[Opening Text section section]
The example above works thanks to a little function we snuck in there: Flow.partition/1.

Flow executes computations in different processes, including the Flow.reduce/3 step. This means that if we don’t have a way to make sure words are deterministically processed in specific processes, we’re not going to be able to perform the reduce step in parallel. This is a known issue when working with map/reduce: if you want the reduce step to happen in parallel, you need to divide the output of the map step in subsets that you can reduce on their own.

Flow.partition/1 does exactly that: it introduces a new set of stages and makes sure the same word is always mapped to the same stage. It does this through a hash function.

Windows and Triggers

We won’t go into too much detail on windows and triggers, but they’re a powerful feature of Flow.
[Closing Text section section]
§ **What to do**: Continue the passage on Flow, picking up after its final sentence about windows and triggers. The items that come next are separate material and have no connection to the passage on Flow.
[Opening Exercise data section]
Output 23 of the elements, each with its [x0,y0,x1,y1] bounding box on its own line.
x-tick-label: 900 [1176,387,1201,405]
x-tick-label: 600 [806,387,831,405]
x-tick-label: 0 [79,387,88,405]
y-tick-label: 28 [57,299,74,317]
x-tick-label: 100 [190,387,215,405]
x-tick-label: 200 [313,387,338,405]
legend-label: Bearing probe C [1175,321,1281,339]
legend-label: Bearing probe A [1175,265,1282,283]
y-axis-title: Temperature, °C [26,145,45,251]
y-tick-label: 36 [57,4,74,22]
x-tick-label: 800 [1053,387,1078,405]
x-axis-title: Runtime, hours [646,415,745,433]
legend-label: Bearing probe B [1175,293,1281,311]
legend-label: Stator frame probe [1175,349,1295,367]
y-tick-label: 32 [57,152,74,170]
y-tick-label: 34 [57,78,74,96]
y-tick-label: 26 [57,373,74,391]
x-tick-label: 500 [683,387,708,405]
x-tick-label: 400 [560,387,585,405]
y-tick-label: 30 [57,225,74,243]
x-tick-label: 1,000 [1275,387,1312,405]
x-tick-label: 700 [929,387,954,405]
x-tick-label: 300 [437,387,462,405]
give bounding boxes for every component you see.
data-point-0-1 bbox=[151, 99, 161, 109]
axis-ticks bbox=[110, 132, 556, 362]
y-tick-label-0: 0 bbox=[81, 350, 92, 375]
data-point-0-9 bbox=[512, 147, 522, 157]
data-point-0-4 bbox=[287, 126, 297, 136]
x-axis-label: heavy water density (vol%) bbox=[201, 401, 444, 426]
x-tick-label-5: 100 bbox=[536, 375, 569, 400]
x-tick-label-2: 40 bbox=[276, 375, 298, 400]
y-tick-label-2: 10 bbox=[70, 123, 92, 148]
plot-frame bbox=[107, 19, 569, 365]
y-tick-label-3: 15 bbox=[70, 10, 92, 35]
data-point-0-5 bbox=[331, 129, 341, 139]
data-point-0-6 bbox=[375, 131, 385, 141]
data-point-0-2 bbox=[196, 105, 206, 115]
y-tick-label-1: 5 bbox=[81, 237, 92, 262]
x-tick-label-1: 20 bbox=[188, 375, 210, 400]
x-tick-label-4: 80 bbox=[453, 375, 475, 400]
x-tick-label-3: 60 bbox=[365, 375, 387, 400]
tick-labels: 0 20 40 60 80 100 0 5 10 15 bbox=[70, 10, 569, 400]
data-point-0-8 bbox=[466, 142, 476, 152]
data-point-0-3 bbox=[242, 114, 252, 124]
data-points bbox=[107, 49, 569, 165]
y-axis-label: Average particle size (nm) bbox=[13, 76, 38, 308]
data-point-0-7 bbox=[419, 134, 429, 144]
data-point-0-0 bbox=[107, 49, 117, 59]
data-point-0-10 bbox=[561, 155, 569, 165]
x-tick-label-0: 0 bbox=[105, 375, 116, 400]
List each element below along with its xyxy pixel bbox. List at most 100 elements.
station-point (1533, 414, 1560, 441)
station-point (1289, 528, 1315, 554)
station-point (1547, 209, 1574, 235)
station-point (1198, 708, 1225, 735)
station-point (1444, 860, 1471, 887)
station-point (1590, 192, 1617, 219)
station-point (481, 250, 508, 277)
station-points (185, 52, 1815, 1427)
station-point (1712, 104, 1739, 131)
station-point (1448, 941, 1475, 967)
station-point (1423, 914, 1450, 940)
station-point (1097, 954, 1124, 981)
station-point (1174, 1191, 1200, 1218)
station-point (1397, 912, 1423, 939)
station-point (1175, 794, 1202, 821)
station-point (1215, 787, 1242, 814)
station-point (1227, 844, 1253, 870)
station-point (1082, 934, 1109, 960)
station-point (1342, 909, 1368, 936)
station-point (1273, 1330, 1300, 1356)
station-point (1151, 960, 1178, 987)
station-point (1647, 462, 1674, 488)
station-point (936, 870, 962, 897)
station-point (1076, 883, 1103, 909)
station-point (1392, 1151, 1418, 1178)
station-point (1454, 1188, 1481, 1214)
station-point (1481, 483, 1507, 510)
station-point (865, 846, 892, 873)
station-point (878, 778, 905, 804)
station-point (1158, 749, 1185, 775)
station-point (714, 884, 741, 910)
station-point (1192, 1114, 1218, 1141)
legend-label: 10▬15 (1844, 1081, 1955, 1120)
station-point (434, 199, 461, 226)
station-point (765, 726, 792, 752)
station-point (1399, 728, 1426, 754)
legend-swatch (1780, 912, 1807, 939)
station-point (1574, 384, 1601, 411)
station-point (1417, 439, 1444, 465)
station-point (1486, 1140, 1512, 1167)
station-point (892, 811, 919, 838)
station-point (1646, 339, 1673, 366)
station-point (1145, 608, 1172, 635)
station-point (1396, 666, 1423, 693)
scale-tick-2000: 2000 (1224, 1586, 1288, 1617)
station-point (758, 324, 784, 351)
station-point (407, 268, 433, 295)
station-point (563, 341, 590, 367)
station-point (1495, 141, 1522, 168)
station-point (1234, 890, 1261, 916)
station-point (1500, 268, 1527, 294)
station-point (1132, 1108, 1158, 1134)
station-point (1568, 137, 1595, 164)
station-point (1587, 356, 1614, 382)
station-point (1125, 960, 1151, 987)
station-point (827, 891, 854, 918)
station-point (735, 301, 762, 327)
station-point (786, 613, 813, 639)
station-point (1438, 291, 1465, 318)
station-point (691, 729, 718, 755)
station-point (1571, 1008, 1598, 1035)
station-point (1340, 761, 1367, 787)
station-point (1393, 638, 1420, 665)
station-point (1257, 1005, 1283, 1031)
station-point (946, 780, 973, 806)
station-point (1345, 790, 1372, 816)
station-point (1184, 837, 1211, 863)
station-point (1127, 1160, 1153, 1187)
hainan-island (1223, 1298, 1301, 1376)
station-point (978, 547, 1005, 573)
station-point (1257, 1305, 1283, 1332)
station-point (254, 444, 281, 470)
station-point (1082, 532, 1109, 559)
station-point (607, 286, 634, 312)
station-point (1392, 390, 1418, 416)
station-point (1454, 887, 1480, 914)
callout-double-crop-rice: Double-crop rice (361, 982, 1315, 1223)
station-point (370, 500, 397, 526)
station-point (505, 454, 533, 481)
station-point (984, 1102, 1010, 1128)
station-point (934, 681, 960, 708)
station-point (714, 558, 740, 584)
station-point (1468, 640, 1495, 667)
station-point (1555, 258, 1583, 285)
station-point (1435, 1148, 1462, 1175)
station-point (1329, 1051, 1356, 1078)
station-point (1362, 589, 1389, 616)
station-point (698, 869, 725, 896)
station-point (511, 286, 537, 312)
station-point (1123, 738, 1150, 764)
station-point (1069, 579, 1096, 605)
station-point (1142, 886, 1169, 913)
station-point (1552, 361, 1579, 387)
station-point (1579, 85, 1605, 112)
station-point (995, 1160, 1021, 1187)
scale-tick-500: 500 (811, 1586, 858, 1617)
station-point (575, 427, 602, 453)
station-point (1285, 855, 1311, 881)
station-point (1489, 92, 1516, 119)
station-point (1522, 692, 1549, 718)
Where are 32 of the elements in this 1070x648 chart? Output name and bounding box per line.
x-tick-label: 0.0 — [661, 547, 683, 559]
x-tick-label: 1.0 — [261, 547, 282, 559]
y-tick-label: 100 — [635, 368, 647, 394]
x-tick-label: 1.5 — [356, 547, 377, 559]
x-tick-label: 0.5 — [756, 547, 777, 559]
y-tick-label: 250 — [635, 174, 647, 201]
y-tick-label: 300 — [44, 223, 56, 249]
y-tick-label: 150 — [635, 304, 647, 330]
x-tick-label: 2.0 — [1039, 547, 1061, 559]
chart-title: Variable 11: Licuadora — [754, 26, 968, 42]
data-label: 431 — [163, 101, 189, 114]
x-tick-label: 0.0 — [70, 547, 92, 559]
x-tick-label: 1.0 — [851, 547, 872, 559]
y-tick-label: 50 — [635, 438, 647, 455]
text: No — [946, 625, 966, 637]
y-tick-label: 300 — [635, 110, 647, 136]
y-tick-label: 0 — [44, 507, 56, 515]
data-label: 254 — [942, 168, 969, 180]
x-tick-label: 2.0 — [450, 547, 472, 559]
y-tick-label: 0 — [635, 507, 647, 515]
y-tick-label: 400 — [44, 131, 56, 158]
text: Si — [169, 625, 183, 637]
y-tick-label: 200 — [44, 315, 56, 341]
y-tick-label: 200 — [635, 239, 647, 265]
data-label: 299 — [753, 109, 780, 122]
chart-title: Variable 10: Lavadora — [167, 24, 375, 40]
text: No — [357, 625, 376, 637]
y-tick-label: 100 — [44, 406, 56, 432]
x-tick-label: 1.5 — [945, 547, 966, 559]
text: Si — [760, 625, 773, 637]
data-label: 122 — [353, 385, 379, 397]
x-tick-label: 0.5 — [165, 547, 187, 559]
[Closing Exercise data section]
§ **Task answer**:
The reason for having these features is unbounded collections. When working with unbounded collections, we can’t simply Flow.reduce/3 like we did in the word-counting example. We’ll never arrive at a reduceable result if our collection has infinite elements.

Windows and triggers address this problem. Windows let us split the collection based on time, and triggers let us tell the pipeline when to “flush” the results we have computed so far. Then, Flow can run its operations on windows of data instead of on the unbounded collection.

Once we specify a window strategy, then we can use triggers to materialize the data in the window. The parallel computation now happens on the window itself, not on all the data like in the examples above.

All events belong to the global window by default, which is returned by Flow.Window.global/0.

Flow.Window.global()

Triggers

Let’s see a trigger in action. We’ll use the Flow.Window.trigger_every/2 trigger, which triggers every n elements in the window.

window = Flow.Window.global() |> Flow.Window.trigger_every(10)

Flow.from_enumerable(1..100)
|> Flow.partition(window: window, stages: 1)
|> Flow.reduce(fn -> 0 end, &(&1 + &2))
|> Flow.emit(:state)
|> Enum.to_list()

As you can see in the output, every element in the returned list is the accumulated sum of the ten elements before it.

What to Emit?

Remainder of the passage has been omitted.